**WHAT IS ASKED**: Find every line in the records that holds the string "allowing". Copy each one.

**TASK MATERIAL**:
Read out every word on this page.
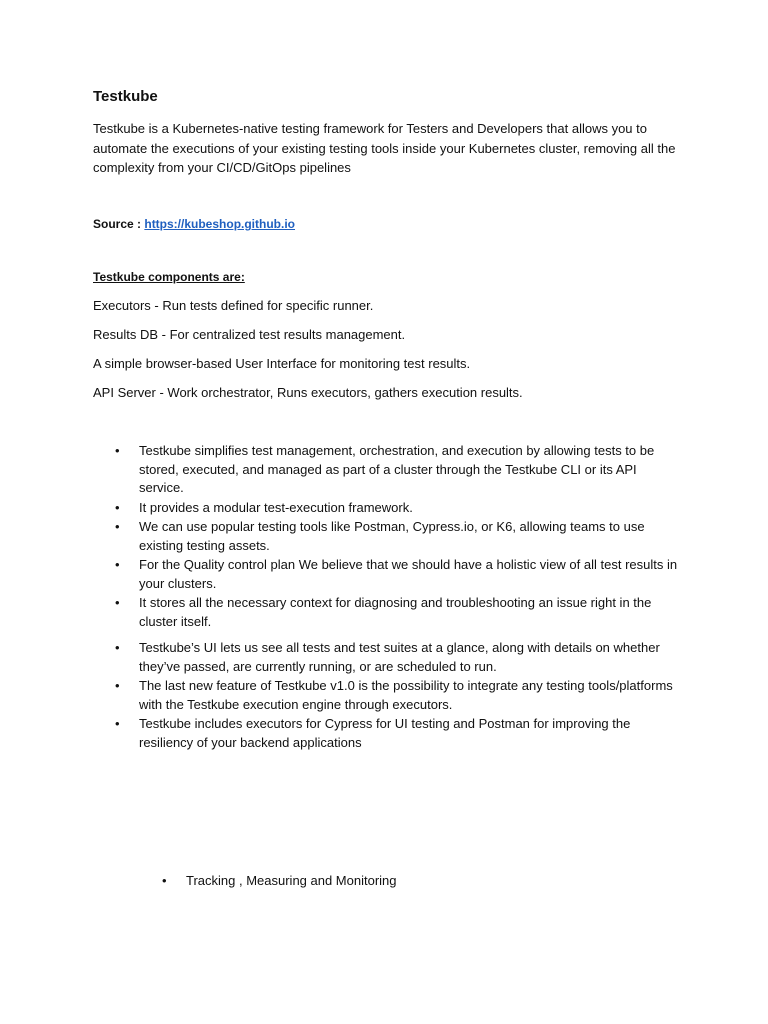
Testkube

Testkube is a Kubernetes-native testing framework for Testers and Developers that allows you to automate the executions of your existing testing tools inside your Kubernetes cluster, removing all the complexity from your CI/CD/GitOps pipelines

Source : https://kubeshop.github.io

Testkube components are:

Executors - Run tests defined for specific runner.

Results DB - For centralized test results management.

A simple browser-based User Interface for monitoring test results.

API Server - Work orchestrator, Runs executors, gathers execution results.

• Testkube simplifies test management, orchestration, and execution by allowing tests to be stored, executed, and managed as part of a cluster through the Testkube CLI or its API service.
• It provides a modular test-execution framework.
• We can use popular testing tools like Postman, Cypress.io, or K6, allowing teams to use existing testing assets.
• For the Quality control plan We believe that we should have a holistic view of all test results in your clusters.
• It stores all the necessary context for diagnosing and troubleshooting an issue right in the cluster itself.
• Testkube’s UI lets us see all tests and test suites at a glance, along with details on whether they’ve passed, are currently running, or are scheduled to run.
• The last new feature of Testkube v1.0 is the possibility to integrate any testing tools/platforms with the Testkube execution engine through executors.
• Testkube includes executors for Cypress for UI testing and Postman for improving the resiliency of your backend applications
• Tracking , Measuring and Monitoring
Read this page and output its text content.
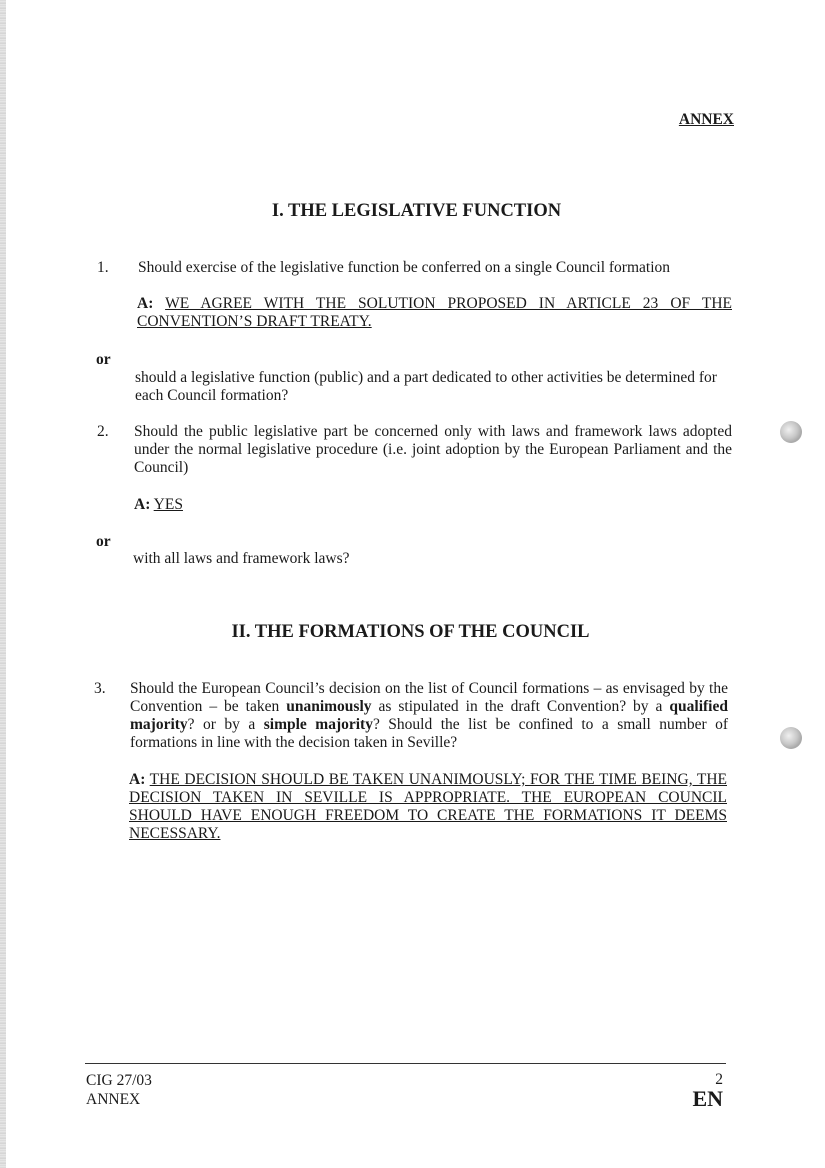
ANNEX
I. THE LEGISLATIVE FUNCTION
1. Should exercise of the legislative function be conferred on a single Council formation
A: WE AGREE WITH THE SOLUTION PROPOSED IN ARTICLE 23 OF THE CONVENTION’S DRAFT TREATY.
or
should a legislative function (public) and a part dedicated to other activities be determined for each Council formation?
2. Should the public legislative part be concerned only with laws and framework laws adopted under the normal legislative procedure (i.e. joint adoption by the European Parliament and the Council)
A: YES
or
with all laws and framework laws?
II. THE FORMATIONS OF THE COUNCIL
3. Should the European Council’s decision on the list of Council formations – as envisaged by the Convention – be taken unanimously as stipulated in the draft Convention? by a qualified majority? or by a simple majority? Should the list be confined to a small number of formations in line with the decision taken in Seville?
A: THE DECISION SHOULD BE TAKEN UNANIMOUSLY; FOR THE TIME BEING, THE DECISION TAKEN IN SEVILLE IS APPROPRIATE. THE EUROPEAN COUNCIL SHOULD HAVE ENOUGH FREEDOM TO CREATE THE FORMATIONS IT DEEMS NECESSARY.
CIG 27/03
ANNEX
2
EN
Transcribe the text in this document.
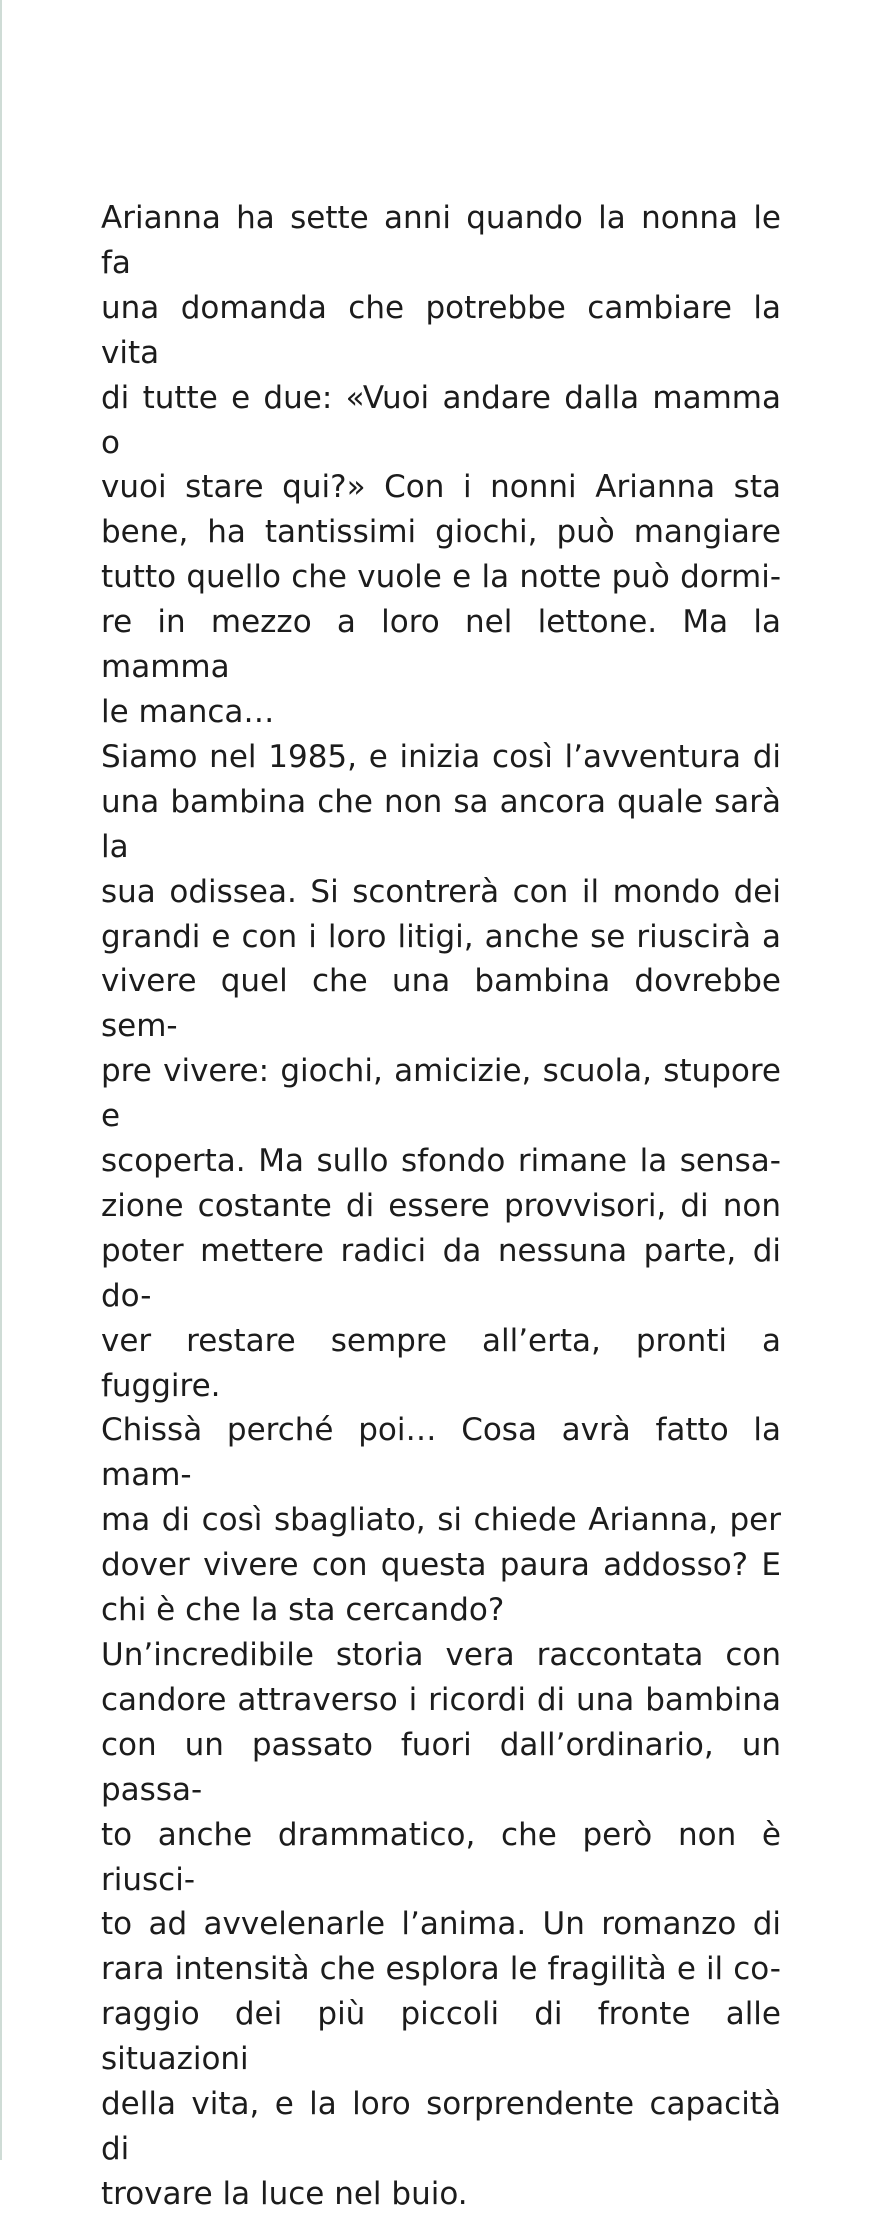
Arianna ha sette anni quando la nonna le fa
una domanda che potrebbe cambiare la vita
di tutte e due: «Vuoi andare dalla mamma o
vuoi stare qui?» Con i nonni Arianna sta
bene, ha tantissimi giochi, può mangiare
tutto quello che vuole e la notte può dormi-
re in mezzo a loro nel lettone. Ma la mamma
le manca…
Siamo nel 1985, e inizia così l’avventura di
una bambina che non sa ancora quale sarà la
sua odissea. Si scontrerà con il mondo dei
grandi e con i loro litigi, anche se riuscirà a
vivere quel che una bambina dovrebbe sem-
pre vivere: giochi, amicizie, scuola, stupore e
scoperta. Ma sullo sfondo rimane la sensa-
zione costante di essere provvisori, di non
poter mettere radici da nessuna parte, di do-
ver restare sempre all’erta, pronti a fuggire.
Chissà perché poi… Cosa avrà fatto la mam-
ma di così sbagliato, si chiede Arianna, per
dover vivere con questa paura addosso? E
chi è che la sta cercando?
Un’incredibile storia vera raccontata con
candore attraverso i ricordi di una bambina
con un passato fuori dall’ordinario, un passa-
to anche drammatico, che però non è riusci-
to ad avvelenarle l’anima. Un romanzo di
rara intensità che esplora le fragilità e il co-
raggio dei più piccoli di fronte alle situazioni
della vita, e la loro sorprendente capacità di
trovare la luce nel buio.
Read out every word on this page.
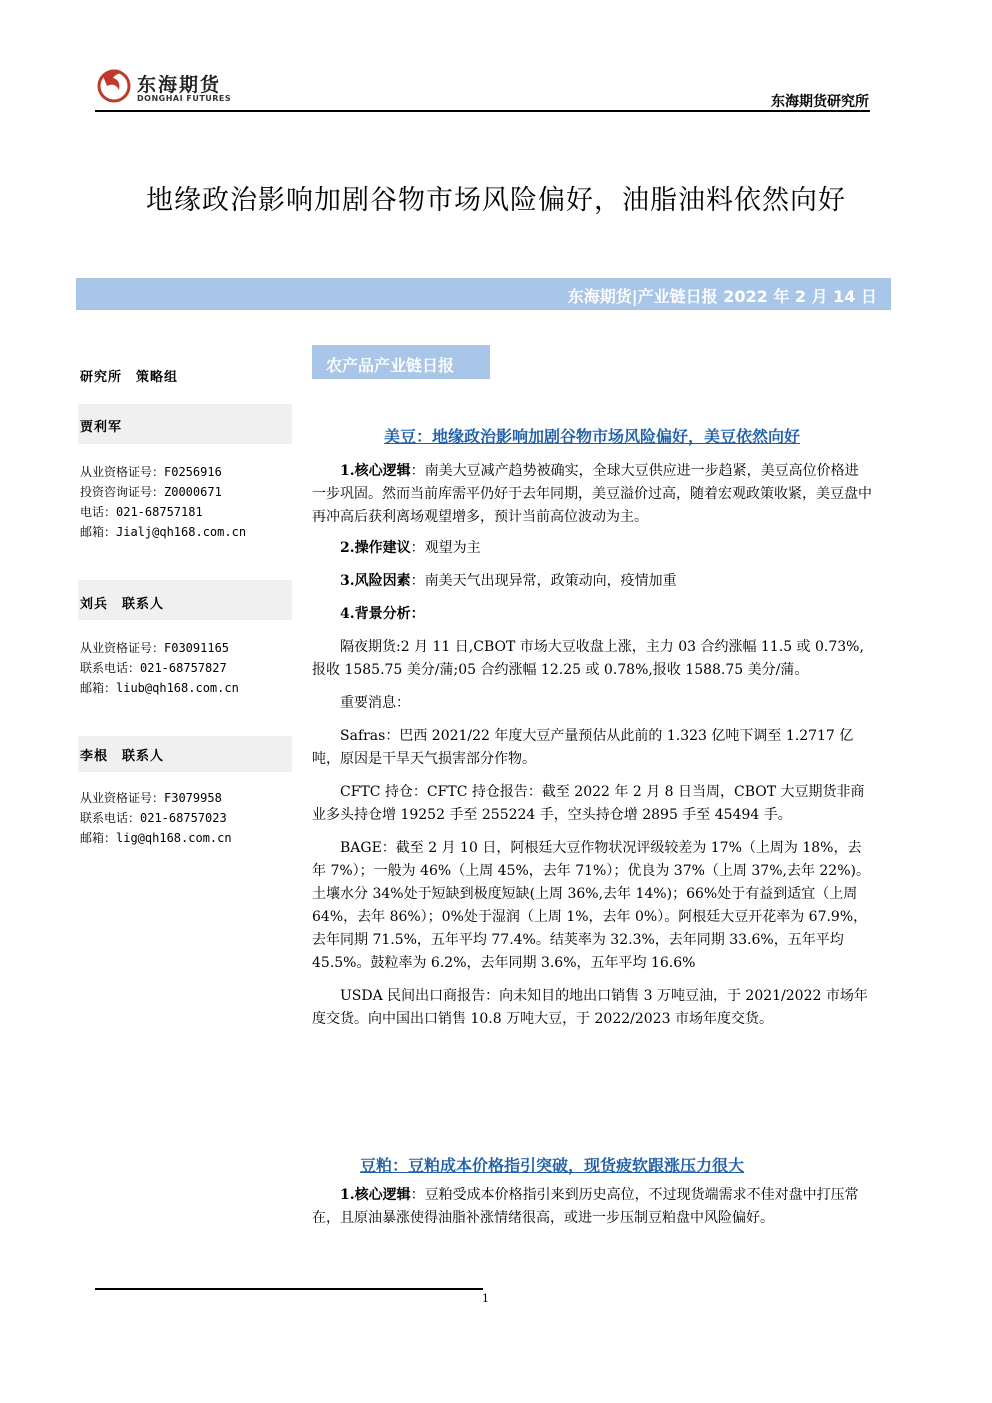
东海期货
DONGHAI FUTURES	东海期货研究所
地缘政治影响加剧谷物市场风险偏好，油脂油料依然向好
东海期货|产业链日报 2022 年 2 月 14 日
研究所　策略组
贾利军
从业资格证号：F0256916
投资咨询证号：Z0000671
电话：021-68757181
邮箱：Jialj@qh168.com.cn
刘兵　联系人
从业资格证号：F03091165
联系电话：021-68757827
邮箱：liub@qh168.com.cn
李根　联系人
从业资格证号：F3079958
联系电话：021-68757023
邮箱：lig@qh168.com.cn
农产品产业链日报
美豆：地缘政治影响加剧谷物市场风险偏好，美豆依然向好

1.核心逻辑：南美大豆减产趋势被确实，全球大豆供应进一步趋紧，美豆高位价格进一步巩固。然而当前库需平仍好于去年同期，美豆溢价过高，随着宏观政策收紧，美豆盘中再冲高后获利离场观望增多，预计当前高位波动为主。

2.操作建议：观望为主

3.风险因素：南美天气出现异常，政策动向，疫情加重

4.背景分析：

隔夜期货:2 月 11 日,CBOT 市场大豆收盘上涨，主力 03 合约涨幅 11.5 或 0.73%,报收 1585.75 美分/蒲;05 合约涨幅 12.25 或 0.78%,报收 1588.75 美分/蒲。

重要消息：

Safras：巴西 2021/22 年度大豆产量预估从此前的 1.323 亿吨下调至 1.2717 亿吨，原因是干旱天气损害部分作物。

CFTC 持仓：CFTC 持仓报告：截至 2022 年 2 月 8 日当周，CBOT 大豆期货非商业多头持仓增 19252 手至 255224 手，空头持仓增 2895 手至 45494 手。

BAGE：截至 2 月 10 日，阿根廷大豆作物状况评级较差为 17%（上周为 18%，去年 7%）；一般为 46%（上周 45%，去年 71%）；优良为 37%（上周 37%,去年 22%)。土壤水分 34%处于短缺到极度短缺(上周 36%,去年 14%)；66%处于有益到适宜（上周 64%，去年 86%）；0%处于湿润（上周 1%，去年 0%）。阿根廷大豆开花率为 67.9%，去年同期 71.5%，五年平均 77.4%。结荚率为 32.3%，去年同期 33.6%，五年平均 45.5%。鼓粒率为 6.2%，去年同期 3.6%，五年平均 16.6%

USDA 民间出口商报告：向未知目的地出口销售 3 万吨豆油，于 2021/2022 市场年度交货。向中国出口销售 10.8 万吨大豆，于 2022/2023 市场年度交货。

豆粕：豆粕成本价格指引突破，现货疲软跟涨压力很大

1.核心逻辑：豆粕受成本价格指引来到历史高位，不过现货端需求不佳对盘中打压常在，且原油暴涨使得油脂补涨情绪很高，或进一步压制豆粕盘中风险偏好。

1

**TASK RESPONSE**:
• Testkube simplifies test management, orchestration, and execution by allowing tests to be stored, executed, and managed as part of a cluster through the Testkube CLI or its API service.
• We can use popular testing tools like Postman, Cypress.io, or K6, allowing teams to use existing testing assets.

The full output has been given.